WHAT YOU WILL DO:
Every record below should be transcribed exactly. Omit the images.

EXERCISE INPUT:
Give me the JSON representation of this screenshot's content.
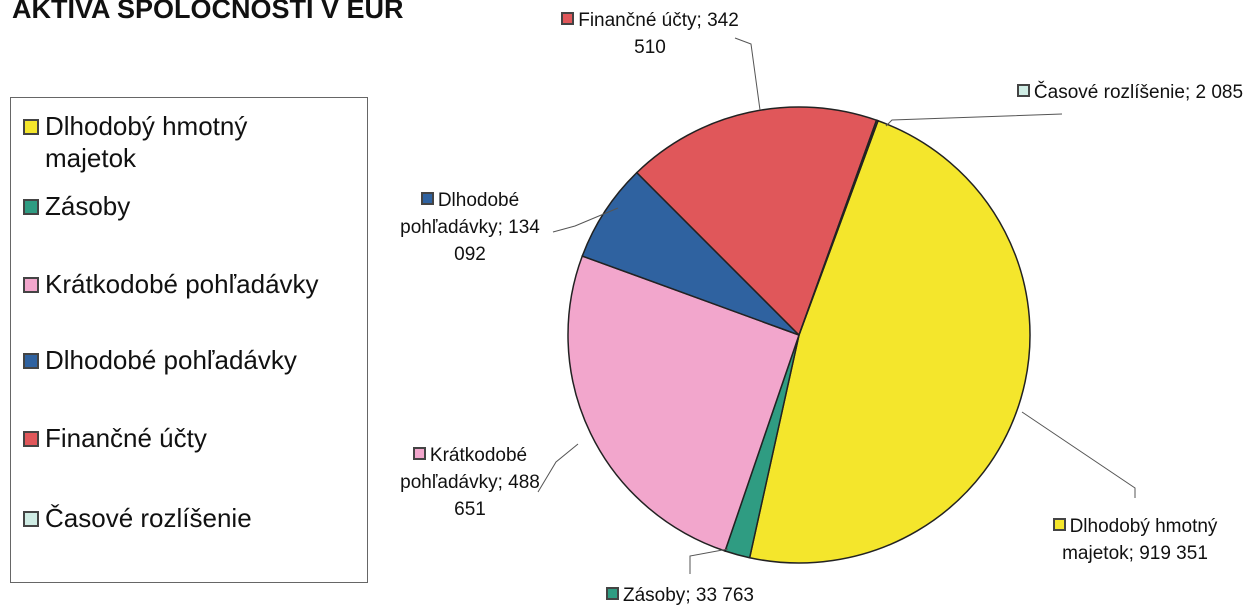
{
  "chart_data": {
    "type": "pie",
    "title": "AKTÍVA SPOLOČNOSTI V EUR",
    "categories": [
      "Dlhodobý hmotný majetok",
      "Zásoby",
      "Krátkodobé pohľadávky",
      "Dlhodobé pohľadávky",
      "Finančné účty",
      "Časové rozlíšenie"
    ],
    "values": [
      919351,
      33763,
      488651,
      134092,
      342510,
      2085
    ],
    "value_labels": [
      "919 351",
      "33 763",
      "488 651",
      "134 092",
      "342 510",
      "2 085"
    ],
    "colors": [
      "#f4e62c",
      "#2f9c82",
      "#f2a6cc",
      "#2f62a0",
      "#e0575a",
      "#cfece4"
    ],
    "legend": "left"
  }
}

IN RESPONSE:
Give me the JSON representation of this screenshot's content.
{
  "chart_data": {
    "type": "pie",
    "title": "AKTÍVA SPOLOČNOSTI V EUR",
    "categories": [
      "Dlhodobý hmotný majetok",
      "Zásoby",
      "Krátkodobé pohľadávky",
      "Dlhodobé pohľadávky",
      "Finančné účty",
      "Časové rozlíšenie"
    ],
    "values": [
      919351,
      33763,
      488651,
      134092,
      342510,
      2085
    ],
    "value_labels": [
      "919 351",
      "33 763",
      "488 651",
      "134 092",
      "342 510",
      "2 085"
    ],
    "colors": [
      "#f4e62c",
      "#2f9c82",
      "#f2a6cc",
      "#2f62a0",
      "#e0575a",
      "#cfece4"
    ],
    "legend": "left"
  }
}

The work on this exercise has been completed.